(TASK) Each entry below is to be transcribed exactly.

::::

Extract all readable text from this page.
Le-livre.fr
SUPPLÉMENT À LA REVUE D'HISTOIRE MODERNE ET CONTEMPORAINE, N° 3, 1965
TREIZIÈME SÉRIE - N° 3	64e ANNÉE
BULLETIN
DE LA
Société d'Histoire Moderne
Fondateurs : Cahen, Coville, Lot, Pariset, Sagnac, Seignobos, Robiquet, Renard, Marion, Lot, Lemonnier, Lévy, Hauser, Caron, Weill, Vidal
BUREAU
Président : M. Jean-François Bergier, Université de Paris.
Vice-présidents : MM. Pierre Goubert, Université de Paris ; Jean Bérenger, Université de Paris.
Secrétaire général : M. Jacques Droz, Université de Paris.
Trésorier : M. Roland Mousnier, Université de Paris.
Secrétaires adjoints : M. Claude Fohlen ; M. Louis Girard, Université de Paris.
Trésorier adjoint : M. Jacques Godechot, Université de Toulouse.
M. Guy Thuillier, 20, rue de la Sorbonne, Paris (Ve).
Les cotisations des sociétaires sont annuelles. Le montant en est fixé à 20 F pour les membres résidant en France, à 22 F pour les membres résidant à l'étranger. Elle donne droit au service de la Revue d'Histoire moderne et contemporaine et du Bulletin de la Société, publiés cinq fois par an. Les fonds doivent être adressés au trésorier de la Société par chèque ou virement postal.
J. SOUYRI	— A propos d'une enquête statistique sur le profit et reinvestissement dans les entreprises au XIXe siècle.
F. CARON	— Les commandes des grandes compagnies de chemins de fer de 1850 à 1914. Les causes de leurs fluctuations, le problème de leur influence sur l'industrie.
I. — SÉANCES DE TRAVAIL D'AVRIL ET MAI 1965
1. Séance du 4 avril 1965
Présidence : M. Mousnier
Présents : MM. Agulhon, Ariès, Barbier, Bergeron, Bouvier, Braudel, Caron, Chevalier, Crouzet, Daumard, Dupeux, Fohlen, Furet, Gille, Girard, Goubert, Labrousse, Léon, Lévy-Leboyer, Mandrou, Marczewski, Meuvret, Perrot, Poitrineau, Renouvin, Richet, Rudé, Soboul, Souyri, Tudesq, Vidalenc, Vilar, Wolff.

::::

(RESULT OF THE TASK)
Extract all readable text from this page.
Le-livre.fr
SUPPLÉMENT À LA REVUE D'HISTOIRE MODERNE ET CONTEMPORAINE, N° 3, 1965
TREIZIÈME SÉRIE - N° 3	64e ANNÉE
BULLETIN
DE LA
Société d'Histoire Moderne
Fondateurs : Cahen, Coville, Lot, Pariset, Sagnac, Seignobos, Robiquet, Renard, Marion, Lot, Lemonnier, Lévy, Hauser, Caron, Weill, Vidal
BUREAU
Président : M. Jean-François Bergier, Université de Paris.
Vice-présidents : MM. Pierre Goubert, Université de Paris ; Jean Bérenger, Université de Paris.
Secrétaire général : M. Jacques Droz, Université de Paris.
Trésorier : M. Roland Mousnier, Université de Paris.
Secrétaires adjoints : M. Claude Fohlen ; M. Louis Girard, Université de Paris.
Trésorier adjoint : M. Jacques Godechot, Université de Toulouse.
M. Guy Thuillier, 20, rue de la Sorbonne, Paris (Ve).
Les cotisations des sociétaires sont annuelles. Le montant en est fixé à 20 F pour les membres résidant en France, à 22 F pour les membres résidant à l'étranger. Elle donne droit au service de la Revue d'Histoire moderne et contemporaine et du Bulletin de la Société, publiés cinq fois par an. Les fonds doivent être adressés au trésorier de la Société par chèque ou virement postal.
J. SOUYRI	— A propos d'une enquête statistique sur le profit et reinvestissement dans les entreprises au XIXe siècle.
F. CARON	— Les commandes des grandes compagnies de chemins de fer de 1850 à 1914. Les causes de leurs fluctuations, le problème de leur influence sur l'industrie.
I. — SÉANCES DE TRAVAIL D'AVRIL ET MAI 1965
1. Séance du 4 avril 1965
Présidence : M. Mousnier
Présents : MM. Agulhon, Ariès, Barbier, Bergeron, Bouvier, Braudel, Caron, Chevalier, Crouzet, Daumard, Dupeux, Fohlen, Furet, Gille, Girard, Goubert, Labrousse, Léon, Lévy-Leboyer, Mandrou, Marczewski, Meuvret, Perrot, Poitrineau, Renouvin, Richet, Rudé, Soboul, Souyri, Tudesq, Vidalenc, Vilar, Wolff.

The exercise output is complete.